WRITTEN EXERCISE »
Extract all lines that hold "your" from the records below.

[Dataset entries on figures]
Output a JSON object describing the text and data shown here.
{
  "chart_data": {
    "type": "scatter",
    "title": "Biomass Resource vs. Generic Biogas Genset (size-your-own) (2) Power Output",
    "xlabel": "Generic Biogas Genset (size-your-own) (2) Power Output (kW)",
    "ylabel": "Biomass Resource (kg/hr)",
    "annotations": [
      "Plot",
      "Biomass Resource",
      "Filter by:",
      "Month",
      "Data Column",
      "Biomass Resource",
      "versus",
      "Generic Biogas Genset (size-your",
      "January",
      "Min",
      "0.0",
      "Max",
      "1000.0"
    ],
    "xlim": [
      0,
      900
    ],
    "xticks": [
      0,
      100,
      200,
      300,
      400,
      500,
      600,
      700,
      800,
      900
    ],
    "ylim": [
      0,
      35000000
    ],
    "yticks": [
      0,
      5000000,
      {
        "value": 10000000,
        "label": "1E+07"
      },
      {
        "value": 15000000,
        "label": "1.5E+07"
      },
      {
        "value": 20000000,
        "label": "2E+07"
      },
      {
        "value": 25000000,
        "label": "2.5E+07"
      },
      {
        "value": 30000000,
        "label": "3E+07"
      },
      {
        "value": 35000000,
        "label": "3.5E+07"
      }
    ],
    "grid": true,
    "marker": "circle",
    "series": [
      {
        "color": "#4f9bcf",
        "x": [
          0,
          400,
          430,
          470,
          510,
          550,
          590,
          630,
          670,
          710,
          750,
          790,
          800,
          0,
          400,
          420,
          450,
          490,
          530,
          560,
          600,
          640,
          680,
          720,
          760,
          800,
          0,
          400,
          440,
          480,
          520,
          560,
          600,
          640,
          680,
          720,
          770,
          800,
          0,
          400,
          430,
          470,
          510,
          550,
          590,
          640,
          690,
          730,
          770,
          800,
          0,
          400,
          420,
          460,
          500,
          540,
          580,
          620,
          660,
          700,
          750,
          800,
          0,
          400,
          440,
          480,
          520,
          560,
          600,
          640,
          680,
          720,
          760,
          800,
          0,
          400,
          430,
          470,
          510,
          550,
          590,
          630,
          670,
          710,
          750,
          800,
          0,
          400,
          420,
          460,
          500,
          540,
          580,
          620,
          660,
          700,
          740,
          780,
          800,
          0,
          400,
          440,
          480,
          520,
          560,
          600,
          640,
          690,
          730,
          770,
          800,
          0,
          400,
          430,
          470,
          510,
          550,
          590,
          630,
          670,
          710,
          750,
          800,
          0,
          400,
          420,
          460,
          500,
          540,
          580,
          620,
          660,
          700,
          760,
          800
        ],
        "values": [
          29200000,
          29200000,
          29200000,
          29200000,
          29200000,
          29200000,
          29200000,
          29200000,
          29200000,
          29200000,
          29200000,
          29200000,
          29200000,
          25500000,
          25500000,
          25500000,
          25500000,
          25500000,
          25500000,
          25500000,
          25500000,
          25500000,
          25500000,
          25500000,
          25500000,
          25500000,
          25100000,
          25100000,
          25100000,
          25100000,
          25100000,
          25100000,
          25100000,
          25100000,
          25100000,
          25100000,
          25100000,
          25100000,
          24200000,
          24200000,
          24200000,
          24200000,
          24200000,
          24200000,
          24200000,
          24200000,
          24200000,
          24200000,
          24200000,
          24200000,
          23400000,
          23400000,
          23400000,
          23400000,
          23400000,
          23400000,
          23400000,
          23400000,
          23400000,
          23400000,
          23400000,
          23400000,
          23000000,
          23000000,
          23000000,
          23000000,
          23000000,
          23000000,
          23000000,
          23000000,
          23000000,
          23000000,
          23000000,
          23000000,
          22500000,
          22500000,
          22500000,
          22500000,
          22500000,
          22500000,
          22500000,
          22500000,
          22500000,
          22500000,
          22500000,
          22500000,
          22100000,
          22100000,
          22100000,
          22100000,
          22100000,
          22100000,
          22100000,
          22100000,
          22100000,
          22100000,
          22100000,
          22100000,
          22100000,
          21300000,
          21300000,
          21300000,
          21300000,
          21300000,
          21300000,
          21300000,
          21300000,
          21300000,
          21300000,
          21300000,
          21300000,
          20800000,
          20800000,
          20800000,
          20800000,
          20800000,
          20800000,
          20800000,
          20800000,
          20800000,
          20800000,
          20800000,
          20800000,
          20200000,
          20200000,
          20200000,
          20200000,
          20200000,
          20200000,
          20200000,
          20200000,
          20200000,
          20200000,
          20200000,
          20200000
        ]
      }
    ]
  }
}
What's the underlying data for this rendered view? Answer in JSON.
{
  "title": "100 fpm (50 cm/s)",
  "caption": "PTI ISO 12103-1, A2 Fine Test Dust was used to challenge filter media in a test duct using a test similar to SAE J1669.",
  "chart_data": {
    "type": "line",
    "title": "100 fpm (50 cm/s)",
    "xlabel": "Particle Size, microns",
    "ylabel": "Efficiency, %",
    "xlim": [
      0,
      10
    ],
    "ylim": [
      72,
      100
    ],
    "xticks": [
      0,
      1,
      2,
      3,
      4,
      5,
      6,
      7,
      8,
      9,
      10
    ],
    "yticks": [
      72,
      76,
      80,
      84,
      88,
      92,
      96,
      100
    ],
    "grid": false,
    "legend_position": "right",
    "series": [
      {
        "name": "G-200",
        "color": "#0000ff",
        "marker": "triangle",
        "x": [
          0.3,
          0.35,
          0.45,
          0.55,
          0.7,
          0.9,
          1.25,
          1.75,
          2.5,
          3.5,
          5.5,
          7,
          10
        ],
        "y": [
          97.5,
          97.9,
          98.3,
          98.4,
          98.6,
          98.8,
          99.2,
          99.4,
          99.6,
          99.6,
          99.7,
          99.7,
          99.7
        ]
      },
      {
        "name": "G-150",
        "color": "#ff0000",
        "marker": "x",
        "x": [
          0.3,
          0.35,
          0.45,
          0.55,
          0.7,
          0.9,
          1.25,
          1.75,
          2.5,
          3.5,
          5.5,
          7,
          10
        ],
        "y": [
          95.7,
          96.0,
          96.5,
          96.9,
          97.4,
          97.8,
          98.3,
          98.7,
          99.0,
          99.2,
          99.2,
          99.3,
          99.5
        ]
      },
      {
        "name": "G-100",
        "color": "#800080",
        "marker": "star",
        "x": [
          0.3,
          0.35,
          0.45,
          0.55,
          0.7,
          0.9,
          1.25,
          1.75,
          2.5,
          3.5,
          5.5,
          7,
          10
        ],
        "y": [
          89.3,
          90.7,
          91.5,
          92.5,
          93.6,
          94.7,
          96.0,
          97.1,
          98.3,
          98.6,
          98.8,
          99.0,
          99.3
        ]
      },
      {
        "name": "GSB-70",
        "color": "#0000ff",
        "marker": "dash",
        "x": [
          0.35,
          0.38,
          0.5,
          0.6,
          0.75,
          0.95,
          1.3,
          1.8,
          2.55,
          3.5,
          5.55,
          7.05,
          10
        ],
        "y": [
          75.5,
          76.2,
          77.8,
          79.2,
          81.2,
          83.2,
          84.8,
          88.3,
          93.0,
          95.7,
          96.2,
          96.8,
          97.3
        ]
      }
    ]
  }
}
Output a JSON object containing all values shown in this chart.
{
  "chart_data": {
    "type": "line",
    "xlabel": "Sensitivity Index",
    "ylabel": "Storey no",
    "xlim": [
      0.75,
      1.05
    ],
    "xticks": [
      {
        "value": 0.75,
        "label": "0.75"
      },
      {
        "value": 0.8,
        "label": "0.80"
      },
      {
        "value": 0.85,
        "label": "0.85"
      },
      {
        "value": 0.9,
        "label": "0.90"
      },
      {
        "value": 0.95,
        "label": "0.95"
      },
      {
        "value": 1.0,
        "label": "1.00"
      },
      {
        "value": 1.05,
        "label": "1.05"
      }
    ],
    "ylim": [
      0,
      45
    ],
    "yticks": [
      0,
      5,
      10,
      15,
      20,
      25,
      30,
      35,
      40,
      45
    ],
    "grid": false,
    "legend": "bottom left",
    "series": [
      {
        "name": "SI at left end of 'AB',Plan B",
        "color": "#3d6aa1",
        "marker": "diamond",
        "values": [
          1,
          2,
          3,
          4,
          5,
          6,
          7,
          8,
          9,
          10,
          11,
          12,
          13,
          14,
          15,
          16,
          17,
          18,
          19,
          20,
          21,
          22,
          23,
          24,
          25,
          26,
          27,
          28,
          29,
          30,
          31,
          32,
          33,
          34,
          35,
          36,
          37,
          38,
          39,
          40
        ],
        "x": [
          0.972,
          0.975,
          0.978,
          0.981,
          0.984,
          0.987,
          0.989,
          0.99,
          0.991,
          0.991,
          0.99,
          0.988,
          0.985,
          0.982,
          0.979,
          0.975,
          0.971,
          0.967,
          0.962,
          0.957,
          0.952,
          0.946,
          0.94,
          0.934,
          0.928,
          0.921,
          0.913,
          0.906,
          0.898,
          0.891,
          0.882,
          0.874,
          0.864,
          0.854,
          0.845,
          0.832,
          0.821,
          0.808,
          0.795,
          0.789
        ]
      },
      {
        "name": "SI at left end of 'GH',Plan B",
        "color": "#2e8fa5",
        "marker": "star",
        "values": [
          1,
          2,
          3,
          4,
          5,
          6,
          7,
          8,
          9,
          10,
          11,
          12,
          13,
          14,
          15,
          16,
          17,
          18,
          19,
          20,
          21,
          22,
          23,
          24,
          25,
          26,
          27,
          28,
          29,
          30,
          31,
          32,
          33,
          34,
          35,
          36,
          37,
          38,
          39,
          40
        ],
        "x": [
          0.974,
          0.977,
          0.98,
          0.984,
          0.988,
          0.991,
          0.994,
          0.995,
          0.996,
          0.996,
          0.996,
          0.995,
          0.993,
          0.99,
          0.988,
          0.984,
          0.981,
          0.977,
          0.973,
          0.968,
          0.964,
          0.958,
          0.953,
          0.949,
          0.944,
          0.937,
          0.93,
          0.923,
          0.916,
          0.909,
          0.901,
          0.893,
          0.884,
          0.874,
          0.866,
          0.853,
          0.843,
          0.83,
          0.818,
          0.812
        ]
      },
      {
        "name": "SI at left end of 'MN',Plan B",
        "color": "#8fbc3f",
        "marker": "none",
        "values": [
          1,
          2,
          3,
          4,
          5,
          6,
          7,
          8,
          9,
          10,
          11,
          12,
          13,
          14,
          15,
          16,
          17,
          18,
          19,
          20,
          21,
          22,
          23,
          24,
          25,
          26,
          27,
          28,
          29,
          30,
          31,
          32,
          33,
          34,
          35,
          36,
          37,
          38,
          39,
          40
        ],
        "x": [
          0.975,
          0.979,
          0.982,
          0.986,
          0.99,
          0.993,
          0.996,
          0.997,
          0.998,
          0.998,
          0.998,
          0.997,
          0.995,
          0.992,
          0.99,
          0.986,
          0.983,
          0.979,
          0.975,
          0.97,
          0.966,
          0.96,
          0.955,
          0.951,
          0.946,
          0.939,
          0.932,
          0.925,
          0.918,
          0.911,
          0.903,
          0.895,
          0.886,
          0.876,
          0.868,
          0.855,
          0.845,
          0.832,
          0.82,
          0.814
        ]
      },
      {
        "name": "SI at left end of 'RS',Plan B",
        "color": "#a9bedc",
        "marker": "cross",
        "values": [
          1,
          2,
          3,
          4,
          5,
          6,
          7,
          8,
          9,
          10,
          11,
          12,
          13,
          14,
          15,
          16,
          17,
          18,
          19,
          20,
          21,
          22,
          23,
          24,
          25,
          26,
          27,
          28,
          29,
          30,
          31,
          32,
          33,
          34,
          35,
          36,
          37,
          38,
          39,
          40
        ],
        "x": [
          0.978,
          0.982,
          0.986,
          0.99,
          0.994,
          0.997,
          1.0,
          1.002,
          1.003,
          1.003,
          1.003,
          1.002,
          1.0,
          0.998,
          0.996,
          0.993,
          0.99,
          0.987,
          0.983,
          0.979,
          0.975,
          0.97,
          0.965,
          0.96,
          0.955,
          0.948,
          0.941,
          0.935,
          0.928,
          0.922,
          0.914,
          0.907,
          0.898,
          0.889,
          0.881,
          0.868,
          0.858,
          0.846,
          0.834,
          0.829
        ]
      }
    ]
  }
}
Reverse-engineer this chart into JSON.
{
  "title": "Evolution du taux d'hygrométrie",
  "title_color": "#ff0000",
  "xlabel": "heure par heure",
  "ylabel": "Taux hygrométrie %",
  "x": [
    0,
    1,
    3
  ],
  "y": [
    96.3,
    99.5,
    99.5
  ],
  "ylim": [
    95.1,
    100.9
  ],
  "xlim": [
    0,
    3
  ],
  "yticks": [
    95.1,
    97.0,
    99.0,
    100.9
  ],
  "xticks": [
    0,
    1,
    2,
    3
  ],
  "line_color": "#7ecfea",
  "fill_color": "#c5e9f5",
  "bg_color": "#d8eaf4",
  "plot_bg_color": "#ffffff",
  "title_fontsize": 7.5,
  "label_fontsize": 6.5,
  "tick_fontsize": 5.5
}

REPLY »
    "title": "Biomass Resource vs. Generic Biogas Genset (size-your-own) (2) Power Output",
    "xlabel": "Generic Biogas Genset (size-your-own) (2) Power Output (kW)",
      "Generic Biogas Genset (size-your",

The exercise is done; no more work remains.